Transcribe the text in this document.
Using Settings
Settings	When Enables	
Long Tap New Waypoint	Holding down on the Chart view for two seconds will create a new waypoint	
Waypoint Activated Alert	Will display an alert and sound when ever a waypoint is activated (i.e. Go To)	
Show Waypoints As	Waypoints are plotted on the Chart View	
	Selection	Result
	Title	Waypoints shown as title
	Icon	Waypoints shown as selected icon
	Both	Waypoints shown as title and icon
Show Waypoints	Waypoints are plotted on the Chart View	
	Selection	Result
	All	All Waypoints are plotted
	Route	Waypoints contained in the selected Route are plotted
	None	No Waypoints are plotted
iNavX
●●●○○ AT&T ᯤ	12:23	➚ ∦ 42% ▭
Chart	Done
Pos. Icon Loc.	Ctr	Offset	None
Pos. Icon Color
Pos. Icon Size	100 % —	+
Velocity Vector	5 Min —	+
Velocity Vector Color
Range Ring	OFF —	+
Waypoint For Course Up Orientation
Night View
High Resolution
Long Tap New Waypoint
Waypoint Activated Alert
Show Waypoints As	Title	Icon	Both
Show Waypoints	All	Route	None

* * *

- _Do this_:
Write out all records exactly, keeping every detail.

- _The answer_:
Transcribe the text in this document.
Using Settings
Settings	When Enables	
Long Tap New Waypoint	Holding down on the Chart view for two seconds will create a new waypoint	
Waypoint Activated Alert	Will display an alert and sound when ever a waypoint is activated (i.e. Go To)	
Show Waypoints As	Waypoints are plotted on the Chart View	
	Selection	Result
	Title	Waypoints shown as title
	Icon	Waypoints shown as selected icon
	Both	Waypoints shown as title and icon
Show Waypoints	Waypoints are plotted on the Chart View	
	Selection	Result
	All	All Waypoints are plotted
	Route	Waypoints contained in the selected Route are plotted
	None	No Waypoints are plotted
iNavX
●●●○○ AT&T ᯤ	12:23	➚ ∦ 42% ▭
Chart	Done
Pos. Icon Loc.	Ctr	Offset	None
Pos. Icon Color
Pos. Icon Size	100 % —	+
Velocity Vector	5 Min —	+
Velocity Vector Color
Range Ring	OFF —	+
Waypoint For Course Up Orientation
Night View
High Resolution
Long Tap New Waypoint
Waypoint Activated Alert
Show Waypoints As	Title	Icon	Both
Show Waypoints	All	Route	None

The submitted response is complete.